Given records.

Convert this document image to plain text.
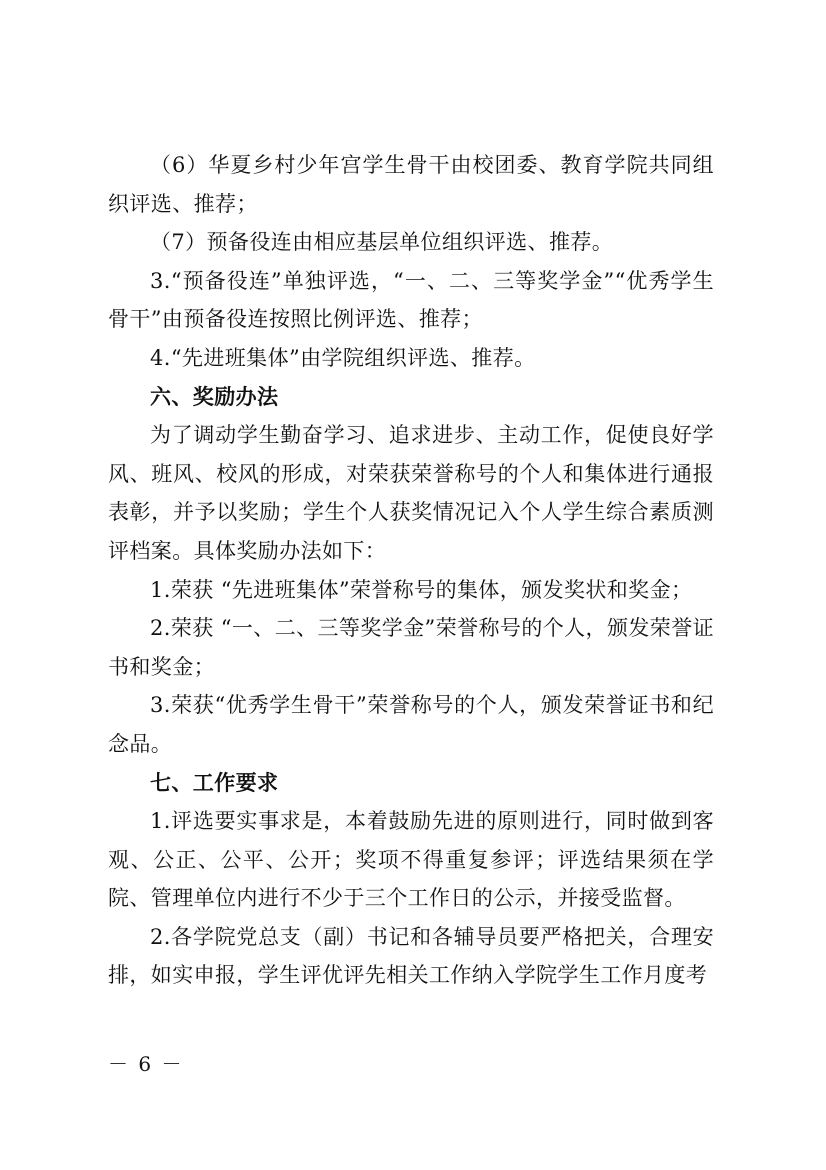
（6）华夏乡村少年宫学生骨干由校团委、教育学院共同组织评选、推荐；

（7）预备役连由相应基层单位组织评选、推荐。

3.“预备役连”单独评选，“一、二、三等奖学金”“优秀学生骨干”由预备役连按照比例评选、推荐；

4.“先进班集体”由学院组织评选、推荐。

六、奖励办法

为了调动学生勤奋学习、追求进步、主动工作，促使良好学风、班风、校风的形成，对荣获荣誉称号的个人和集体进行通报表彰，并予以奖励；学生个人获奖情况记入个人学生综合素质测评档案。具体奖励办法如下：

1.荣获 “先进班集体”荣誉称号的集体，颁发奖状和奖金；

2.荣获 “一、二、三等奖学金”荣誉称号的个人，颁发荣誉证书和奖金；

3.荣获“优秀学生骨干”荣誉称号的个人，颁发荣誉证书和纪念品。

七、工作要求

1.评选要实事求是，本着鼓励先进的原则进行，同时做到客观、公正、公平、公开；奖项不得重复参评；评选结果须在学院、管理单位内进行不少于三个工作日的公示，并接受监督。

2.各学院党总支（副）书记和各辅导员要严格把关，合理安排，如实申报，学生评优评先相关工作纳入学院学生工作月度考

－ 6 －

---

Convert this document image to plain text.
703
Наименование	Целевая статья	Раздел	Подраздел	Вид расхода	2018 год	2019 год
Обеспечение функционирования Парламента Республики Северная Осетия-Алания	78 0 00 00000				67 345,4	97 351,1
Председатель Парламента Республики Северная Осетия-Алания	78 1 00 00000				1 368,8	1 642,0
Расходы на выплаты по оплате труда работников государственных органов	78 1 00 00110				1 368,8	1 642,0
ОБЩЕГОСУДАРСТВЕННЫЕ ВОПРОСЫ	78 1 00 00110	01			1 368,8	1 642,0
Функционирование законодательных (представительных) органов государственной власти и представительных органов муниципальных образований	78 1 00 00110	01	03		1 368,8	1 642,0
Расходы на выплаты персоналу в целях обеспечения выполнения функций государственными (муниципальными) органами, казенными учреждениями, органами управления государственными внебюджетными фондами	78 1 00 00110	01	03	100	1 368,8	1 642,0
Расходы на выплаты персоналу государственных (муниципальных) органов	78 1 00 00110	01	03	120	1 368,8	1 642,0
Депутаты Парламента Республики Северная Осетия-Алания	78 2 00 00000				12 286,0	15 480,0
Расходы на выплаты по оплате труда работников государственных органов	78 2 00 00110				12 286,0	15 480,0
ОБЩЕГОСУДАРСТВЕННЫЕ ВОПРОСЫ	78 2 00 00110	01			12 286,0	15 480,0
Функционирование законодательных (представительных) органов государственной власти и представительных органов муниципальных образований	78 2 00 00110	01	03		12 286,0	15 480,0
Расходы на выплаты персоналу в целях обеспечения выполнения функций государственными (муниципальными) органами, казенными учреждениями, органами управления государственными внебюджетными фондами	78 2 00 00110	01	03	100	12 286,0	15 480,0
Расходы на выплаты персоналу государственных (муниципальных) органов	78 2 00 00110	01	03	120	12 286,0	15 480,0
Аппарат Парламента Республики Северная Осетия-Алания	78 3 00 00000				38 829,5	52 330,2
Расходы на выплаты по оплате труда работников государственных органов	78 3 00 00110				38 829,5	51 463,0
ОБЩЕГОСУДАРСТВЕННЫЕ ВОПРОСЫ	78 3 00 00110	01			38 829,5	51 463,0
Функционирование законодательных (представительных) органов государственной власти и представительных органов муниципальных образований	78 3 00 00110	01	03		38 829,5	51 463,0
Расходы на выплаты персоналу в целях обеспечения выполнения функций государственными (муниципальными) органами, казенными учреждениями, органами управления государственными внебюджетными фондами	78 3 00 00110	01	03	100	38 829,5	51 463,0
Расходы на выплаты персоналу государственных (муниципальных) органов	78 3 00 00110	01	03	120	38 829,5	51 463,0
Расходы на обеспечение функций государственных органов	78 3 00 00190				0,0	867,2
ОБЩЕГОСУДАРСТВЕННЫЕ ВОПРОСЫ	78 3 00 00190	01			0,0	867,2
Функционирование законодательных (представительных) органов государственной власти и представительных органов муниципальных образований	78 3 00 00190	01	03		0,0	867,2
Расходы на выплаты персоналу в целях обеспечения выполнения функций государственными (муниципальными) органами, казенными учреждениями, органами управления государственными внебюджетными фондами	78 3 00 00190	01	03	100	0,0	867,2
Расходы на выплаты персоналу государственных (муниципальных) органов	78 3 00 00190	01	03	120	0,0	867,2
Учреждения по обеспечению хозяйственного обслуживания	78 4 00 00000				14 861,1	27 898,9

--

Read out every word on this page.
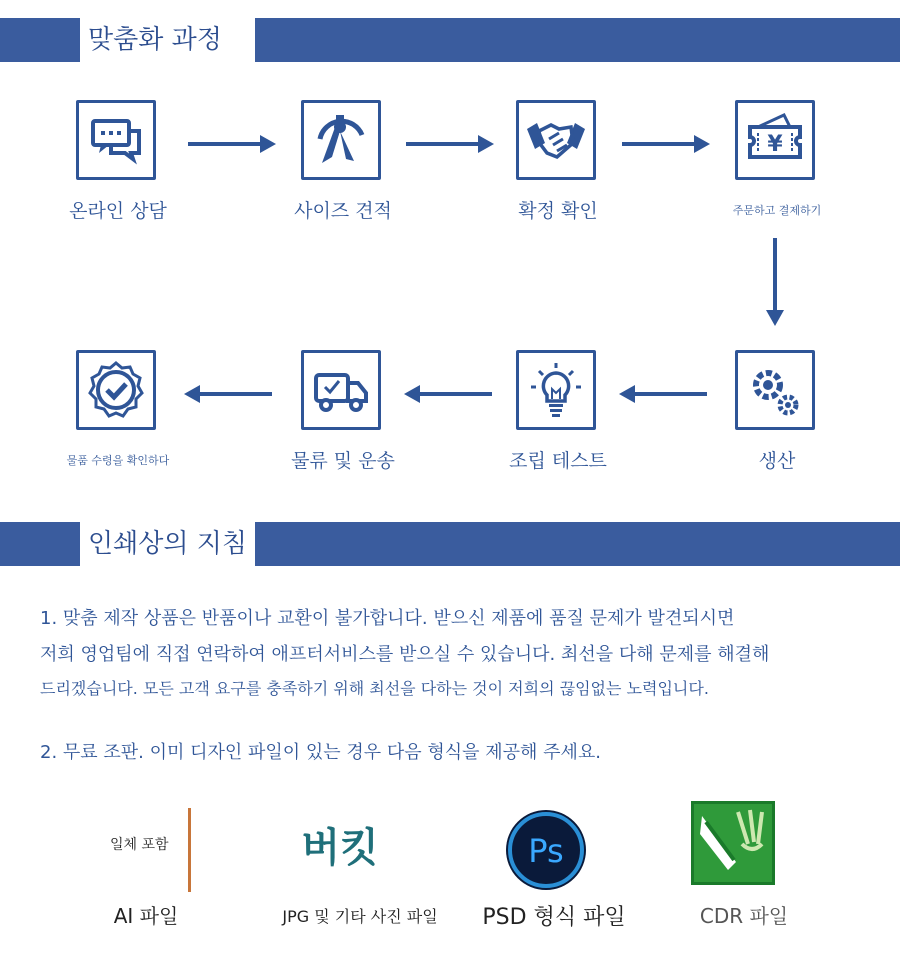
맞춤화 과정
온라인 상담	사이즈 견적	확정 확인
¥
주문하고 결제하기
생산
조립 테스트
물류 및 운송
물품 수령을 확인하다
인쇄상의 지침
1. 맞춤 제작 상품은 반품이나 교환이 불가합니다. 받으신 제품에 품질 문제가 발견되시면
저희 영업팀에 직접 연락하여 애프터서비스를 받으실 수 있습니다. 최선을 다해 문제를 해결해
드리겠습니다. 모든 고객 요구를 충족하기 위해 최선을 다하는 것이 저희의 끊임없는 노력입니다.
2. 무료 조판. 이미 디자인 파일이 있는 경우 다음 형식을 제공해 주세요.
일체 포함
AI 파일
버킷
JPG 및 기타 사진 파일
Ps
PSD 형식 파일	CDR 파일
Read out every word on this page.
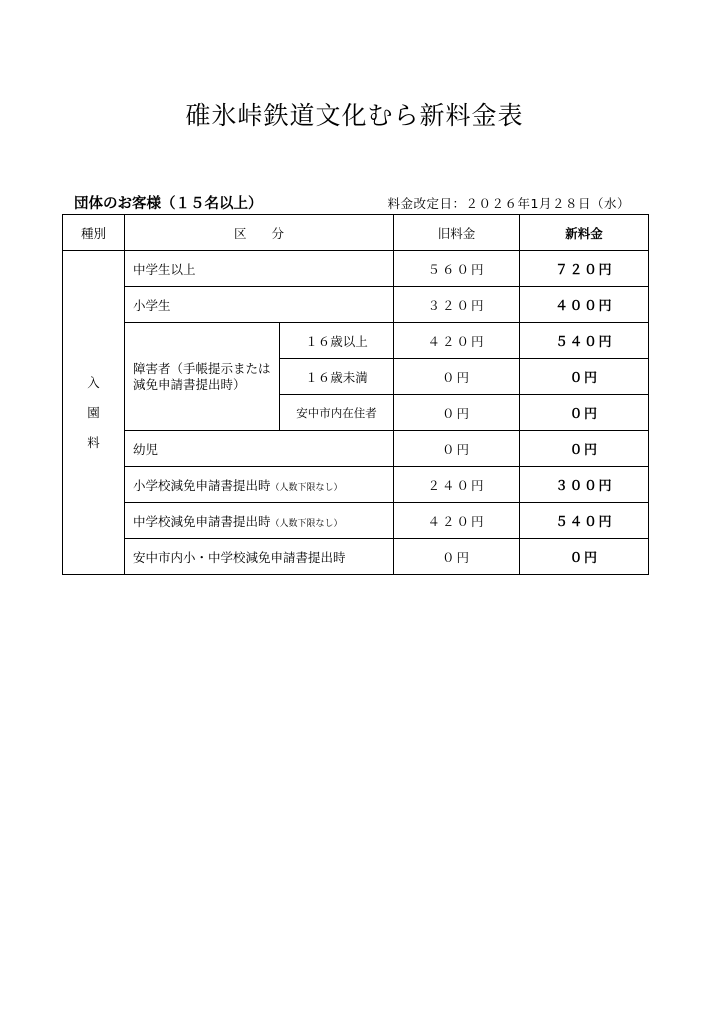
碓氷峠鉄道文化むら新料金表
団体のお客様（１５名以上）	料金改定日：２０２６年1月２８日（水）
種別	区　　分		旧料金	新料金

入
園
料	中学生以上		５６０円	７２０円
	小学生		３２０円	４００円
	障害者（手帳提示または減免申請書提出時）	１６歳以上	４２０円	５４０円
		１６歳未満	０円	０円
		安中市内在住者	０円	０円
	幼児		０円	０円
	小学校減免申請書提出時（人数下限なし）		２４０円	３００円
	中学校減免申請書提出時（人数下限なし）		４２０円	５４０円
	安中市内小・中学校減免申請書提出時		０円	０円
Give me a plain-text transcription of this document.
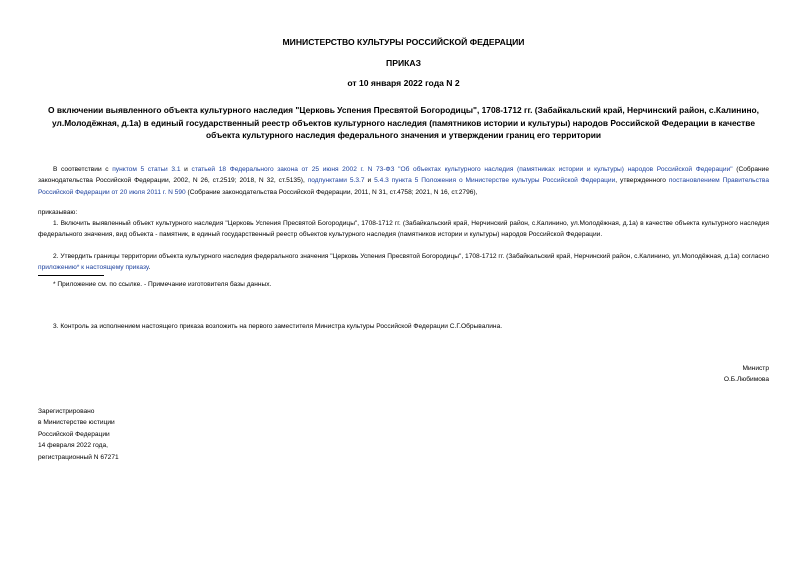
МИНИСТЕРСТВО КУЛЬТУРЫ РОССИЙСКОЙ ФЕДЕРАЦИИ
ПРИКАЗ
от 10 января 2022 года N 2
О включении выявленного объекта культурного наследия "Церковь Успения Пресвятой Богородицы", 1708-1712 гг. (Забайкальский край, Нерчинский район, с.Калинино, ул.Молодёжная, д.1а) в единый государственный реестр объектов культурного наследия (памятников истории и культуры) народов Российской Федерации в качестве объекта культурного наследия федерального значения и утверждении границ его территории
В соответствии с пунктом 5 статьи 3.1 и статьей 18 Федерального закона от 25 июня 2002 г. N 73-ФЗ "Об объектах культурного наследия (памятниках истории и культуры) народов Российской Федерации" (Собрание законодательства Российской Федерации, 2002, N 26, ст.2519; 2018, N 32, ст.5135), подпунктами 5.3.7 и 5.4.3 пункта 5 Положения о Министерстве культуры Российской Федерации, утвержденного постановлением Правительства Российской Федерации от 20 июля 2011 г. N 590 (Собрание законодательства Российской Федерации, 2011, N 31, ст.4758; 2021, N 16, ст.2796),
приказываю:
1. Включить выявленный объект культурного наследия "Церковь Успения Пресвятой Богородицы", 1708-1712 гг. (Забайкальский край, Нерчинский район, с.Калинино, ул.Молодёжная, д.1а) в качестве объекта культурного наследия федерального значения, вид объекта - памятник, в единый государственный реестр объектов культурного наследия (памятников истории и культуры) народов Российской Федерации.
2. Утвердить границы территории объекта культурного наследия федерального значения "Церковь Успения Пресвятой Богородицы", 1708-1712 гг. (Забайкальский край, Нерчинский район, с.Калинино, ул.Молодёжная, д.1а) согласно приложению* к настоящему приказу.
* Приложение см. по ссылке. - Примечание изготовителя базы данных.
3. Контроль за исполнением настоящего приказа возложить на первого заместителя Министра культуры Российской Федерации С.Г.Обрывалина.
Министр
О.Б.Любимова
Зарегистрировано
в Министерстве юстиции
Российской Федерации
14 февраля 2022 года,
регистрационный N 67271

Request. Filter the records down to the lines that contain the string "三等奖学金", and copy those lines.

The reply.
3.“预备役连”单独评选，“一、二、三等奖学金”“优秀学生骨干”由预备役连按照比例评选、推荐；
2.荣获 “一、二、三等奖学金”荣誉称号的个人，颁发荣誉证书和奖金；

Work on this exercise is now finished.